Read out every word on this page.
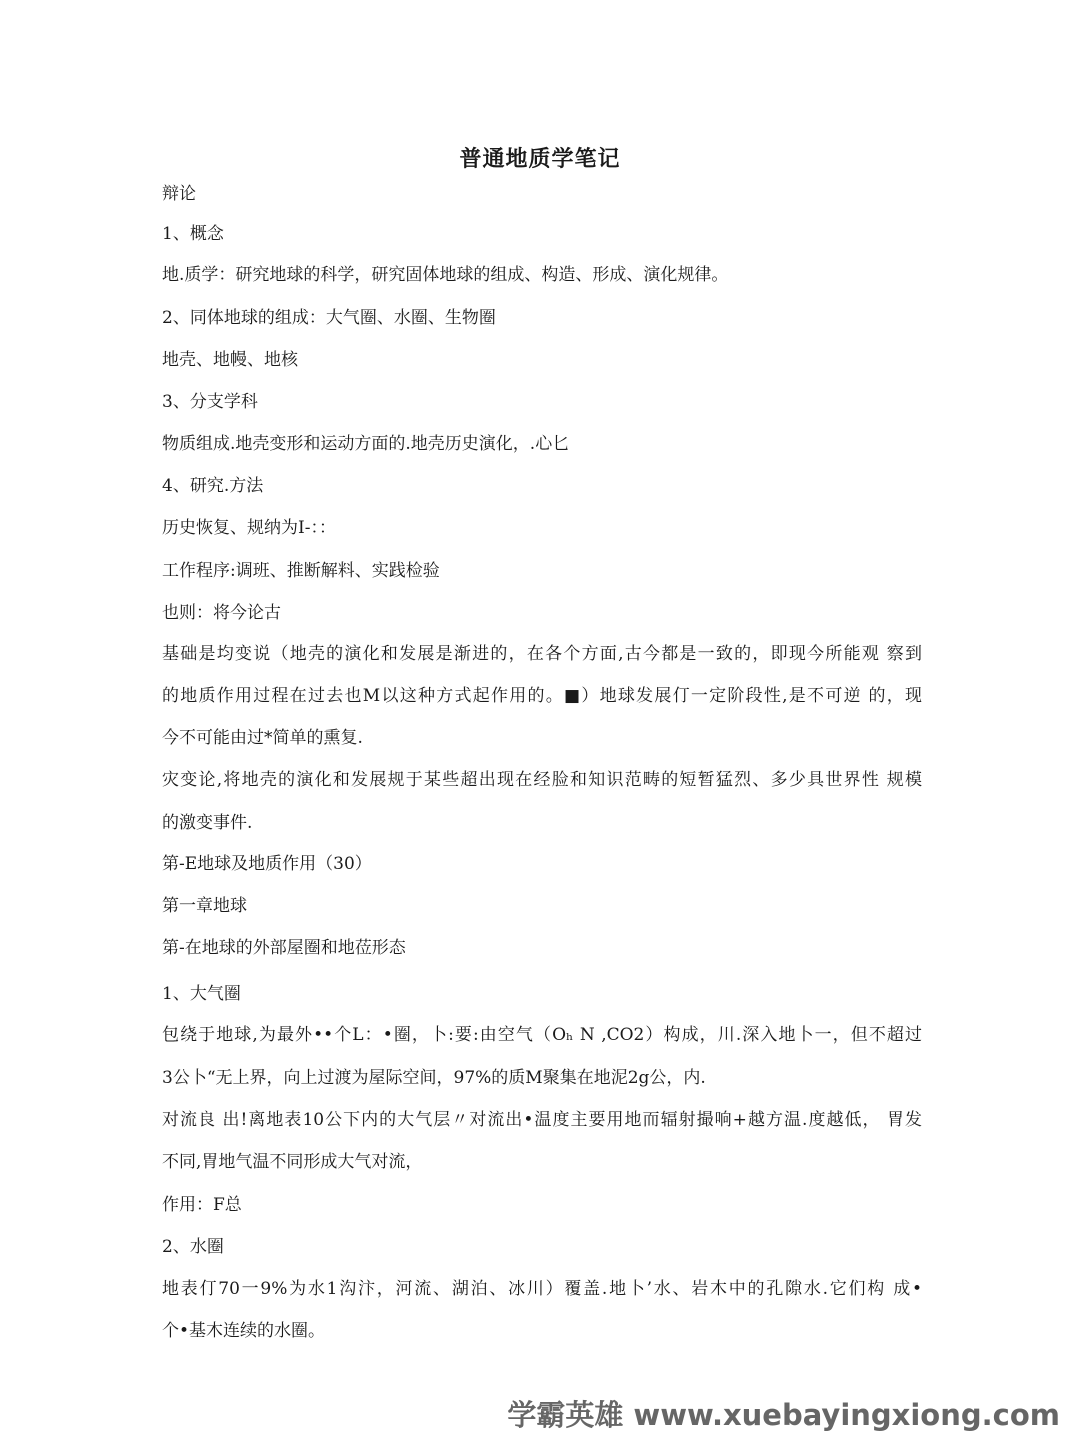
普通地质学笔记
辩论
1、概念
地.质学：研究地球的科学，研究固体地球的组成、构造、形成、演化规律。
2、同体地球的组成：大气圈、水圈、生物圈
地壳、地幔、地核
3、分支学科
物质组成.地壳变形和运动方面的.地壳历史演化，.心匕
4、研究.方法
历史恢复、规纳为I-：：
工作程序:调班、推断解料、实践检验
也则：将今论古
基础是均变说（地壳的演化和发展是渐进的，在各个方面,古今都是一致的，即现今所能观 察到
的地质作用过程在过去也M以这种方式起作用的。■）地球发展仃一定阶段性,是不可逆 的，现
今不可能由过*简单的熏复.
灾变论,将地壳的演化和发展规于某些超出现在经脸和知识范畴的短暂猛烈、多少具世界性 规模
的激变事件.
第-E地球及地质作用（30）
第一章地球
第-在地球的外部屋圈和地莅形态
1、大气圈
包绕于地球,为最外••个L：•圈，卜:要:由空气（Oₕ N ,CO2）构成，川.深入地卜一，但不超过
3公卜“无上界，向上过渡为屋际空间，97%的质M聚集在地泥2g公，内.
对流良 出!离地表10公下内的大气层〃对流出•温度主要用地而辐射撮响+越方温.度越低， 胃发
不同,胃地气温不同形成大气对流，
作用：F总
2、水圈
地表仃70一9%为水1沟汴，河流、湖泊、冰川）覆盖.地卜’水、岩木中的孔隙水.它们构 成•
个•基木连续的水圈。
学霸英雄 www.xuebayingxiong.com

□ □ □ □ □

**WHAT THE TASK ASKS**
Copy every record above exactly, leaving out the pictures.

**EXERCISE OUTPUT**
Read out every word on this page.
普通地质学笔记
辩论
1、概念
地.质学：研究地球的科学，研究固体地球的组成、构造、形成、演化规律。
2、同体地球的组成：大气圈、水圈、生物圈
地壳、地幔、地核
3、分支学科
物质组成.地壳变形和运动方面的.地壳历史演化，.心匕
4、研究.方法
历史恢复、规纳为I-：：
工作程序:调班、推断解料、实践检验
也则：将今论古
基础是均变说（地壳的演化和发展是渐进的，在各个方面,古今都是一致的，即现今所能观 察到
的地质作用过程在过去也M以这种方式起作用的。■）地球发展仃一定阶段性,是不可逆 的，现
今不可能由过*简单的熏复.
灾变论,将地壳的演化和发展规于某些超出现在经脸和知识范畴的短暂猛烈、多少具世界性 规模
的激变事件.
第-E地球及地质作用（30）
第一章地球
第-在地球的外部屋圈和地莅形态
1、大气圈
包绕于地球,为最外••个L：•圈，卜:要:由空气（Oₕ N ,CO2）构成，川.深入地卜一，但不超过
3公卜“无上界，向上过渡为屋际空间，97%的质M聚集在地泥2g公，内.
对流良 出!离地表10公下内的大气层〃对流出•温度主要用地而辐射撮响+越方温.度越低， 胃发
不同,胃地气温不同形成大气对流，
作用：F总
2、水圈
地表仃70一9%为水1沟汴，河流、湖泊、冰川）覆盖.地卜’水、岩木中的孔隙水.它们构 成•
个•基木连续的水圈。
学霸英雄 www.xuebayingxiong.com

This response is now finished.